COMPITI DA SVOLGERE »
1 > Sostituisci "Libia" con "Tunisia" nel brano del testo sul respingimento dei migranti che va da "Una volta recuperate" fino a "di protezione internazionale." incluso, e riscrivi quel brano.
2 > Riassumi in un breve elenco puntato il paragrafo del testo sul respingimento dei migranti che comincia con "I fatti sono avvenuti", mantenendone i fatti principali.
3 > Per favore, prosegui il testo sul respingimento dei migranti dal punto in cui si ferma.

TESTO IN ESAME »
Respingere i migranti diventa ufficialmente illegale

Con una nuova sentenza emessa dal tribunale di Roma è stato riconosciuto il diritto al risarcimento dei danni a 89 migranti respinti nel 2009


I fatti sono avvenuti nel 27 Giugno del 2009, anno in cui un gruppo di 89 migranti a bordo di un barcone partito dalle coste libiche era giunto nelle acque italiane. Nelle prossimità delle coste della penisola il motore dell’imbarcazione è andato in avaria e l’equipaggio ha immediatamente lanciato l’sos. L’equipaggio è stato immediatamente recuperato da una nave militare italiana onde evitare tristi epiloghi. 

Una volta recuperate le 89 persone dall’imbarcazione, in base alla legge allora vigente, non è stato possibile farle attraccare in Italia. I migranti infatti sono stati riaccompagnati nuovamente in Libia, luogo di partenza. Questo in esame è stato il primo respingimento ufficiale di migranti da parte del nostro Paese. 

La sentenza che dá ragione ai migranti 

A distanza di più di 10 anni dai fatti è arrivata una sentenza che ha riconosciuto ufficialmente il diritto a 89 migranti di chiedere il risarcimento danni a causa del respingimento del 2009. E non finisce qui, i migranti in questione hanno anche il diritto di rientrare in Italia per porre in essere la domanda di protezione internazionale.

Dati di analisi del layout della pagina »
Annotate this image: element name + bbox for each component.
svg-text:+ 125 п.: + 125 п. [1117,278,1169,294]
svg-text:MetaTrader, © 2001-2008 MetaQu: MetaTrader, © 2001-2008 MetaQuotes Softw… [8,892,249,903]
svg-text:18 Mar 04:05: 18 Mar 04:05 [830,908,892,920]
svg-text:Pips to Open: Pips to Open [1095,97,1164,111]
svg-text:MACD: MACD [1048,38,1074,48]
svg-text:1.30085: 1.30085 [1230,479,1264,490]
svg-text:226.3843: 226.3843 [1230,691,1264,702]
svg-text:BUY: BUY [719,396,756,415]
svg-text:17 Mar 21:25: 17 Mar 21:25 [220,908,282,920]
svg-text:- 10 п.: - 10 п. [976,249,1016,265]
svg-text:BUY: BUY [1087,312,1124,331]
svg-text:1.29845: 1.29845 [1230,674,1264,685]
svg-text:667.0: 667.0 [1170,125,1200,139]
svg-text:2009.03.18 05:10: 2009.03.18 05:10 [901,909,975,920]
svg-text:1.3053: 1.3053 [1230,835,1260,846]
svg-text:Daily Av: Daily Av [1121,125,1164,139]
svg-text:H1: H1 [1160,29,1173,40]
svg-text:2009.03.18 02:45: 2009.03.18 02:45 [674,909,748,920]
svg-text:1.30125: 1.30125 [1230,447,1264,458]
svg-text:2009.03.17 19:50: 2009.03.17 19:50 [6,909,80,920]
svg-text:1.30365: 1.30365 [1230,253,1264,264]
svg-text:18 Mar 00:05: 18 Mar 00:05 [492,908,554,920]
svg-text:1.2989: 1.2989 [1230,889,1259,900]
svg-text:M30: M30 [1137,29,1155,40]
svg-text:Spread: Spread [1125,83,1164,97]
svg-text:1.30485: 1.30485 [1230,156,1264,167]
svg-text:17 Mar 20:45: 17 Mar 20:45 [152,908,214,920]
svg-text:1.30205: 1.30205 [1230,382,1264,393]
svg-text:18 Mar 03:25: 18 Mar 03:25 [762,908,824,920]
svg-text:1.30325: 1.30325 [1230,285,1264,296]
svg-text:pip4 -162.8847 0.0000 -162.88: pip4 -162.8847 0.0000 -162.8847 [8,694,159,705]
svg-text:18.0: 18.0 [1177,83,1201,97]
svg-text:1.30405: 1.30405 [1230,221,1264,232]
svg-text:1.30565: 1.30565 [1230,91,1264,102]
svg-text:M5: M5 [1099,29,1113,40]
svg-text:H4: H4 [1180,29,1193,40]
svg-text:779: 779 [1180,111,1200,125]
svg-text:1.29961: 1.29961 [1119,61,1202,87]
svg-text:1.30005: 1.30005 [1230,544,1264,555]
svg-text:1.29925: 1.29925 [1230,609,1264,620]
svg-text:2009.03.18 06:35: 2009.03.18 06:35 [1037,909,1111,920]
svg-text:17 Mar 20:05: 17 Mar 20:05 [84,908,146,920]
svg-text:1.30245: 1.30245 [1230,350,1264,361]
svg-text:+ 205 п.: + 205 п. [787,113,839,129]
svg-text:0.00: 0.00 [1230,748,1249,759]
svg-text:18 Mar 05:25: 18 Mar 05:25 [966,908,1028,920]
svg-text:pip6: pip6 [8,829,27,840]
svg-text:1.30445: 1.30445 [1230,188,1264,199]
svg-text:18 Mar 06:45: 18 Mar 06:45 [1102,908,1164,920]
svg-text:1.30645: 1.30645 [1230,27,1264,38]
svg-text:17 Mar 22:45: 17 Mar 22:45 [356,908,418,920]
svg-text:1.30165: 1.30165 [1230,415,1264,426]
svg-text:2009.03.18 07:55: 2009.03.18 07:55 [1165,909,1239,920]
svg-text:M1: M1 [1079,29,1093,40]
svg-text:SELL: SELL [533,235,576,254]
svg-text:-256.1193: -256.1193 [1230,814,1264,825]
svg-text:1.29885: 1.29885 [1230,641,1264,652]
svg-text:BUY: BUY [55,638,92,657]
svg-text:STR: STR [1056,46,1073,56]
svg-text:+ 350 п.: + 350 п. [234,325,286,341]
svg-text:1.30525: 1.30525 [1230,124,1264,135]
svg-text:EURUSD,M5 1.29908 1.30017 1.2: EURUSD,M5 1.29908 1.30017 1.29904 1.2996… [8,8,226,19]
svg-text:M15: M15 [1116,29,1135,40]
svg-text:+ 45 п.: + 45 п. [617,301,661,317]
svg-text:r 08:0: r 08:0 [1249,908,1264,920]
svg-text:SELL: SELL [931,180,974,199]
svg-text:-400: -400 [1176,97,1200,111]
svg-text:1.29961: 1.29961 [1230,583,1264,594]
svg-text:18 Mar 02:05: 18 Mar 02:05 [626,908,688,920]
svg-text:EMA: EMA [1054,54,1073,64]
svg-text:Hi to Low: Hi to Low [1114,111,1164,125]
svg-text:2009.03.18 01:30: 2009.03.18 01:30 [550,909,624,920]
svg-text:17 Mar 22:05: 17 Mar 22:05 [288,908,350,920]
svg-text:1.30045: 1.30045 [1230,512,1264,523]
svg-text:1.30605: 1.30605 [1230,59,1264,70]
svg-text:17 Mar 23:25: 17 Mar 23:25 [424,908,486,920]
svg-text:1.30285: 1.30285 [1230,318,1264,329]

RISPOSTE IN ORDINE »
1 >
Una volta recuperate le 89 persone dall’imbarcazione, in base alla legge allora vigente, non è stato possibile farle attraccare in Italia. I migranti infatti sono stati riaccompagnati nuovamente in Tunisia, luogo di partenza. Questo in esame è stato il primo respingimento ufficiale di migranti da parte del nostro Paese. 

La sentenza che dá ragione ai migranti 

A distanza di più di 10 anni dai fatti è arrivata una sentenza che ha riconosciuto ufficialmente il diritto a 89 migranti di chiedere il risarcimento danni a causa del respingimento del 2009. E non finisce qui, i migranti in questione hanno anche il diritto di rientrare in Italia per porre in essere la domanda di protezione internazionale.

2 >
- Il 27 giugno 2009 un barcone partito dalle coste libiche con 89 migranti a bordo raggiunse le acque italiane.
- Vicino alle coste della penisola il motore si guastò e l'equipaggio lanciò subito l'SOS.
- Una nave militare italiana recuperò immediatamente le persone a bordo.

3 >
La pronuncia, provenente dal tribunale civile di Roma, sancisce che il comportamento della Repubblica in quel periodo è stato lesivo dei diritti fondamentali dell’uomo

Con tale sentenza si rovescia completamente la prospettiva, se il caso del 2009 veniva comunemente considerato come il primo respingimento, ora non è più così. Con la sentenza del tribunale di Roma infatti viene sottolineato come quel comportamento sia illegittimo. 

Questa sentenza potrebbe essere un precedente giuridico di non poco conto per le attuali e future questioni che vertono sulla medesima materia. 

Ovviamente non bisogna sottovalutare anche l’aspetto patrimoniale sotteso a tale sentenza, essa infatti costituisce il titolo giuridico per gli 89 migranti per chiedere il risarcimento dei dammi. Lo stato dovrà inevitabilmente corrispondere somme di denaro pari a diversi milioni di euro.